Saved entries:
* * *
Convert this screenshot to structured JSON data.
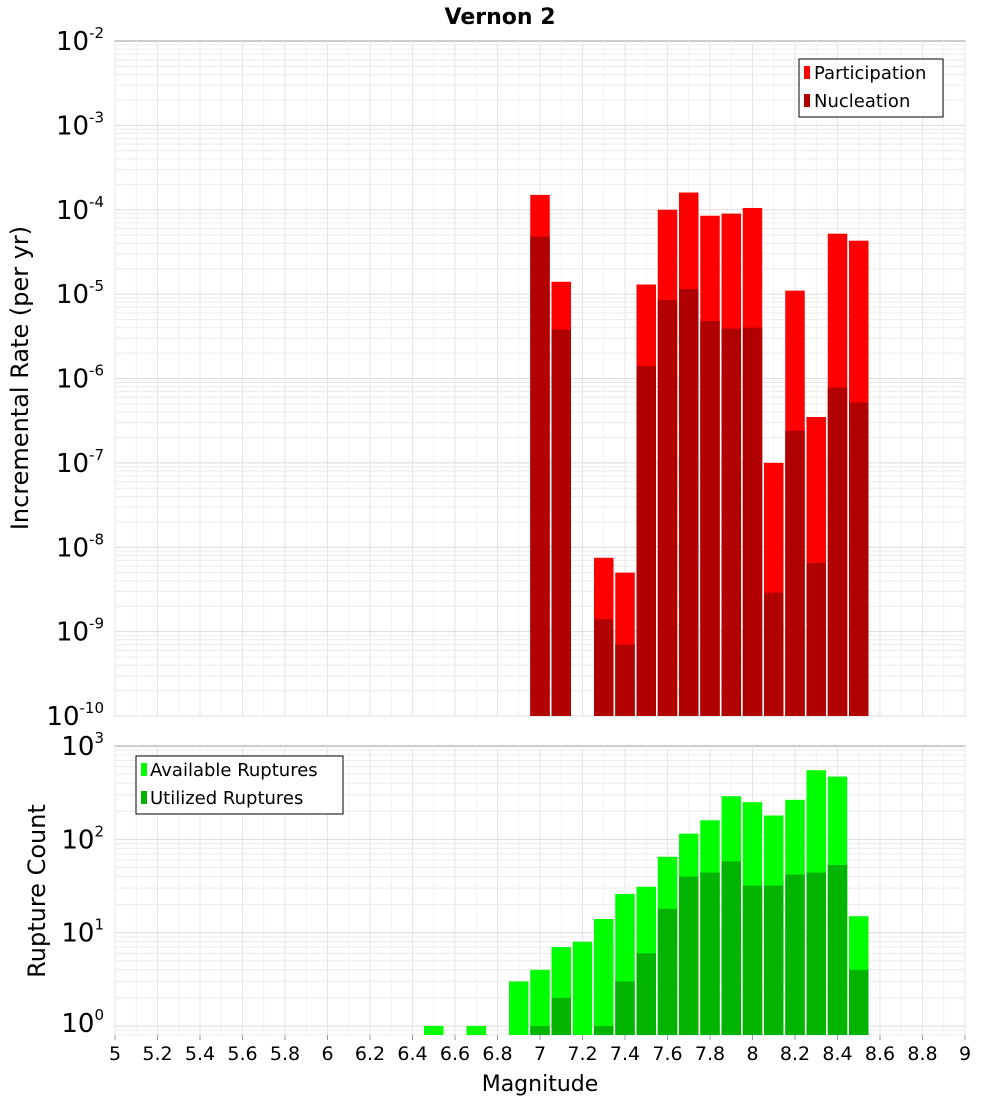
{
  "chart_data": [
    {
      "id": "rate",
      "type": "bar",
      "title": "Vernon 2",
      "xlabel": "Magnitude",
      "ylabel": "Incremental Rate (per yr)",
      "yscale": "log",
      "ylim": [
        1e-10,
        0.01
      ],
      "xlim": [
        5,
        9
      ],
      "grid": true,
      "legend_position": "top-right",
      "y_ticks": [
        {
          "base": "10",
          "exp": "-10"
        },
        {
          "base": "10",
          "exp": "-9"
        },
        {
          "base": "10",
          "exp": "-8"
        },
        {
          "base": "10",
          "exp": "-7"
        },
        {
          "base": "10",
          "exp": "-6"
        },
        {
          "base": "10",
          "exp": "-5"
        },
        {
          "base": "10",
          "exp": "-4"
        },
        {
          "base": "10",
          "exp": "-3"
        },
        {
          "base": "10",
          "exp": "-2"
        }
      ],
      "x": [
        7.0,
        7.1,
        7.2,
        7.3,
        7.4,
        7.5,
        7.6,
        7.7,
        7.8,
        7.9,
        8.0,
        8.1,
        8.2,
        8.3,
        8.4,
        8.5
      ],
      "series": [
        {
          "name": "Participation",
          "color": "#ff0000",
          "values": [
            0.00015,
            1.4e-05,
            null,
            7.5e-09,
            5e-09,
            1.3e-05,
            0.0001,
            0.00016,
            8.5e-05,
            9e-05,
            0.000105,
            1e-07,
            1.1e-05,
            3.5e-07,
            5.2e-05,
            4.3e-05
          ]
        },
        {
          "name": "Nucleation",
          "color": "#b00000",
          "values": [
            4.8e-05,
            3.8e-06,
            null,
            1.4e-09,
            7e-10,
            1.4e-06,
            8.5e-06,
            1.15e-05,
            4.8e-06,
            3.9e-06,
            4e-06,
            2.9e-09,
            2.4e-07,
            6.5e-09,
            7.8e-07,
            5.2e-07
          ]
        }
      ]
    },
    {
      "id": "count",
      "type": "bar",
      "xlabel": "Magnitude",
      "ylabel": "Rupture Count",
      "yscale": "log",
      "ylim": [
        0.8,
        1000
      ],
      "xlim": [
        5,
        9
      ],
      "grid": true,
      "legend_position": "top-left",
      "y_ticks": [
        {
          "base": "10",
          "exp": "0"
        },
        {
          "base": "10",
          "exp": "1"
        },
        {
          "base": "10",
          "exp": "2"
        },
        {
          "base": "10",
          "exp": "3"
        }
      ],
      "x_ticks": [
        "5",
        "5.2",
        "5.4",
        "5.6",
        "5.8",
        "6",
        "6.2",
        "6.4",
        "6.6",
        "6.8",
        "7",
        "7.2",
        "7.4",
        "7.6",
        "7.8",
        "8",
        "8.2",
        "8.4",
        "8.6",
        "8.8",
        "9"
      ],
      "x": [
        6.5,
        6.6,
        6.7,
        6.8,
        6.9,
        7.0,
        7.1,
        7.2,
        7.3,
        7.4,
        7.5,
        7.6,
        7.7,
        7.8,
        7.9,
        8.0,
        8.1,
        8.2,
        8.3,
        8.4,
        8.5
      ],
      "series": [
        {
          "name": "Available Ruptures",
          "color": "#00ff00",
          "values": [
            1,
            null,
            1,
            null,
            3,
            4,
            7,
            8,
            14,
            26,
            31,
            65,
            115,
            160,
            290,
            250,
            180,
            265,
            550,
            470,
            15
          ]
        },
        {
          "name": "Utilized Ruptures",
          "color": "#00b400",
          "values": [
            null,
            null,
            null,
            null,
            null,
            1,
            2,
            null,
            1,
            3,
            6,
            18,
            40,
            44,
            58,
            32,
            32,
            42,
            44,
            53,
            4
          ]
        }
      ]
    }
  ]
}
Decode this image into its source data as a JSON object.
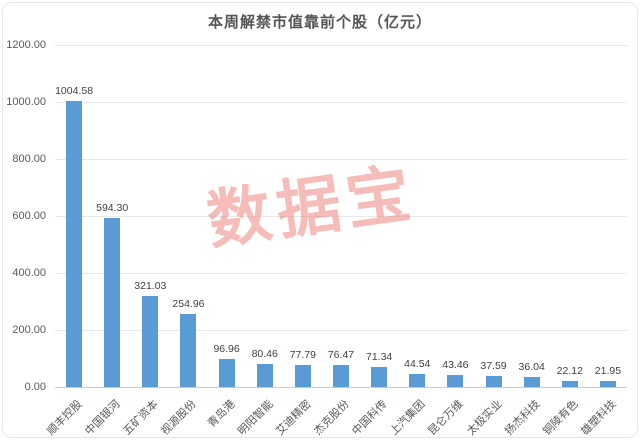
{
  "chart_data": {
    "type": "bar",
    "title": "本周解禁市值靠前个股（亿元）",
    "xlabel": "",
    "ylabel": "",
    "categories": [
      "顺丰控股",
      "中国银河",
      "五矿资本",
      "视源股份",
      "青岛港",
      "明阳智能",
      "艾迪精密",
      "杰克股份",
      "中国科传",
      "上汽集团",
      "昆仑万维",
      "太极实业",
      "扬杰科技",
      "铜陵有色",
      "雄塑科技"
    ],
    "values": [
      1004.58,
      594.3,
      321.03,
      254.96,
      96.96,
      80.46,
      77.79,
      76.47,
      71.34,
      44.54,
      43.46,
      37.59,
      36.04,
      22.12,
      21.95
    ],
    "value_labels": [
      "1004.58",
      "594.30",
      "321.03",
      "254.96",
      "96.96",
      "80.46",
      "77.79",
      "76.47",
      "71.34",
      "44.54",
      "43.46",
      "37.59",
      "36.04",
      "22.12",
      "21.95"
    ],
    "ylim": [
      0,
      1200
    ],
    "y_ticks": [
      "1200.00",
      "1000.00",
      "800.00",
      "600.00",
      "400.00",
      "200.00",
      "0.00"
    ],
    "grid": true,
    "legend": "none",
    "bar_color": "#5b9bd5",
    "watermark": "数据宝",
    "watermark_color": "#ec7a74"
  }
}
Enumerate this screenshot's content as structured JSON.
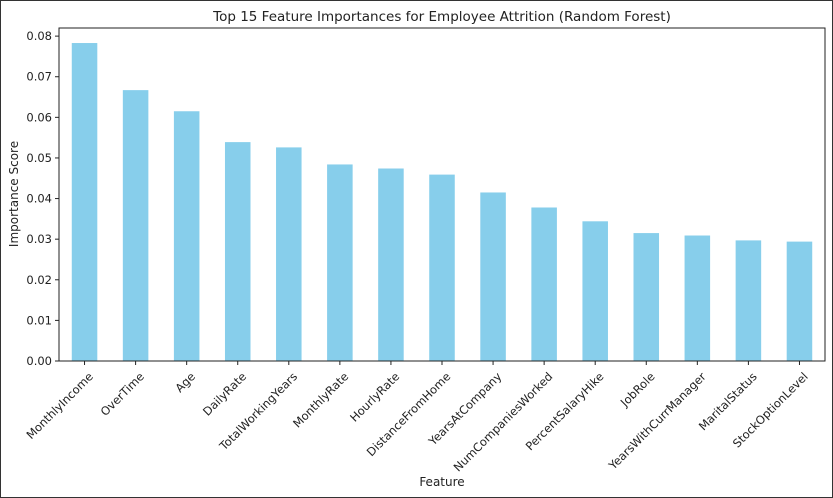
{
  "chart_data": {
    "type": "bar",
    "title": "Top 15 Feature Importances for Employee Attrition (Random Forest)",
    "xlabel": "Feature",
    "ylabel": "Importance Score",
    "ylim": [
      0,
      0.082
    ],
    "yticks": [
      "0.00",
      "0.01",
      "0.02",
      "0.03",
      "0.04",
      "0.05",
      "0.06",
      "0.07",
      "0.08"
    ],
    "grid": false,
    "bar_color": "#87CEEB",
    "categories": [
      "MonthlyIncome",
      "OverTime",
      "Age",
      "DailyRate",
      "TotalWorkingYears",
      "MonthlyRate",
      "HourlyRate",
      "DistanceFromHome",
      "YearsAtCompany",
      "NumCompaniesWorked",
      "PercentSalaryHike",
      "JobRole",
      "YearsWithCurrManager",
      "MaritalStatus",
      "StockOptionLevel"
    ],
    "values": [
      0.0783,
      0.0667,
      0.0615,
      0.0539,
      0.0526,
      0.0484,
      0.0474,
      0.0459,
      0.0415,
      0.0378,
      0.0344,
      0.0315,
      0.0309,
      0.0297,
      0.0294
    ]
  }
}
* * *
WORK TO DO: Output every entry exactly as given; pictures are not part of the copy.

OUTPUT BELOW:
Convert this screenshot to structured JSON data.
{
  "chart_data": [
    {
      "id": "rate",
      "type": "bar",
      "title": "Vernon 2",
      "xlabel": "Magnitude",
      "ylabel": "Incremental Rate (per yr)",
      "yscale": "log",
      "ylim": [
        1e-10,
        0.01
      ],
      "xlim": [
        5,
        9
      ],
      "grid": true,
      "legend_position": "top-right",
      "y_ticks": [
        {
          "base": "10",
          "exp": "-10"
        },
        {
          "base": "10",
          "exp": "-9"
        },
        {
          "base": "10",
          "exp": "-8"
        },
        {
          "base": "10",
          "exp": "-7"
        },
        {
          "base": "10",
          "exp": "-6"
        },
        {
          "base": "10",
          "exp": "-5"
        },
        {
          "base": "10",
          "exp": "-4"
        },
        {
          "base": "10",
          "exp": "-3"
        },
        {
          "base": "10",
          "exp": "-2"
        }
      ],
      "x": [
        7.0,
        7.1,
        7.2,
        7.3,
        7.4,
        7.5,
        7.6,
        7.7,
        7.8,
        7.9,
        8.0,
        8.1,
        8.2,
        8.3,
        8.4,
        8.5
      ],
      "series": [
        {
          "name": "Participation",
          "color": "#ff0000",
          "values": [
            0.00015,
            1.4e-05,
            null,
            7.5e-09,
            5e-09,
            1.3e-05,
            0.0001,
            0.00016,
            8.5e-05,
            9e-05,
            0.000105,
            1e-07,
            1.1e-05,
            3.5e-07,
            5.2e-05,
            4.3e-05
          ]
        },
        {
          "name": "Nucleation",
          "color": "#b00000",
          "values": [
            4.8e-05,
            3.8e-06,
            null,
            1.4e-09,
            7e-10,
            1.4e-06,
            8.5e-06,
            1.15e-05,
            4.8e-06,
            3.9e-06,
            4e-06,
            2.9e-09,
            2.4e-07,
            6.5e-09,
            7.8e-07,
            5.2e-07
          ]
        }
      ]
    },
    {
      "id": "count",
      "type": "bar",
      "xlabel": "Magnitude",
      "ylabel": "Rupture Count",
      "yscale": "log",
      "ylim": [
        0.8,
        1000
      ],
      "xlim": [
        5,
        9
      ],
      "grid": true,
      "legend_position": "top-left",
      "y_ticks": [
        {
          "base": "10",
          "exp": "0"
        },
        {
          "base": "10",
          "exp": "1"
        },
        {
          "base": "10",
          "exp": "2"
        },
        {
          "base": "10",
          "exp": "3"
        }
      ],
      "x_ticks": [
        "5",
        "5.2",
        "5.4",
        "5.6",
        "5.8",
        "6",
        "6.2",
        "6.4",
        "6.6",
        "6.8",
        "7",
        "7.2",
        "7.4",
        "7.6",
        "7.8",
        "8",
        "8.2",
        "8.4",
        "8.6",
        "8.8",
        "9"
      ],
      "x": [
        6.5,
        6.6,
        6.7,
        6.8,
        6.9,
        7.0,
        7.1,
        7.2,
        7.3,
        7.4,
        7.5,
        7.6,
        7.7,
        7.8,
        7.9,
        8.0,
        8.1,
        8.2,
        8.3,
        8.4,
        8.5
      ],
      "series": [
        {
          "name": "Available Ruptures",
          "color": "#00ff00",
          "values": [
            1,
            null,
            1,
            null,
            3,
            4,
            7,
            8,
            14,
            26,
            31,
            65,
            115,
            160,
            290,
            250,
            180,
            265,
            550,
            470,
            15
          ]
        },
        {
          "name": "Utilized Ruptures",
          "color": "#00b400",
          "values": [
            null,
            null,
            null,
            null,
            null,
            1,
            2,
            null,
            1,
            3,
            6,
            18,
            40,
            44,
            58,
            32,
            32,
            42,
            44,
            53,
            4
          ]
        }
      ]
    }
  ]
}
Decode this image into its source data as a JSON object.
{
  "chart_data": {
    "type": "bar",
    "title": "本周解禁市值靠前个股（亿元）",
    "xlabel": "",
    "ylabel": "",
    "categories": [
      "顺丰控股",
      "中国银河",
      "五矿资本",
      "视源股份",
      "青岛港",
      "明阳智能",
      "艾迪精密",
      "杰克股份",
      "中国科传",
      "上汽集团",
      "昆仑万维",
      "太极实业",
      "扬杰科技",
      "铜陵有色",
      "雄塑科技"
    ],
    "values": [
      1004.58,
      594.3,
      321.03,
      254.96,
      96.96,
      80.46,
      77.79,
      76.47,
      71.34,
      44.54,
      43.46,
      37.59,
      36.04,
      22.12,
      21.95
    ],
    "value_labels": [
      "1004.58",
      "594.30",
      "321.03",
      "254.96",
      "96.96",
      "80.46",
      "77.79",
      "76.47",
      "71.34",
      "44.54",
      "43.46",
      "37.59",
      "36.04",
      "22.12",
      "21.95"
    ],
    "ylim": [
      0,
      1200
    ],
    "y_ticks": [
      "1200.00",
      "1000.00",
      "800.00",
      "600.00",
      "400.00",
      "200.00",
      "0.00"
    ],
    "grid": true,
    "legend": "none",
    "bar_color": "#5b9bd5",
    "watermark": "数据宝",
    "watermark_color": "#ec7a74"
  }
}
Enumerate this screenshot's content as structured JSON.
{
  "chart_data": {
    "type": "bar",
    "title": "Top 15 Feature Importances for Employee Attrition (Random Forest)",
    "xlabel": "Feature",
    "ylabel": "Importance Score",
    "ylim": [
      0,
      0.082
    ],
    "yticks": [
      "0.00",
      "0.01",
      "0.02",
      "0.03",
      "0.04",
      "0.05",
      "0.06",
      "0.07",
      "0.08"
    ],
    "grid": false,
    "bar_color": "#87CEEB",
    "categories": [
      "MonthlyIncome",
      "OverTime",
      "Age",
      "DailyRate",
      "TotalWorkingYears",
      "MonthlyRate",
      "HourlyRate",
      "DistanceFromHome",
      "YearsAtCompany",
      "NumCompaniesWorked",
      "PercentSalaryHike",
      "JobRole",
      "YearsWithCurrManager",
      "MaritalStatus",
      "StockOptionLevel"
    ],
    "values": [
      0.0783,
      0.0667,
      0.0615,
      0.0539,
      0.0526,
      0.0484,
      0.0474,
      0.0459,
      0.0415,
      0.0378,
      0.0344,
      0.0315,
      0.0309,
      0.0297,
      0.0294
    ]
  }
}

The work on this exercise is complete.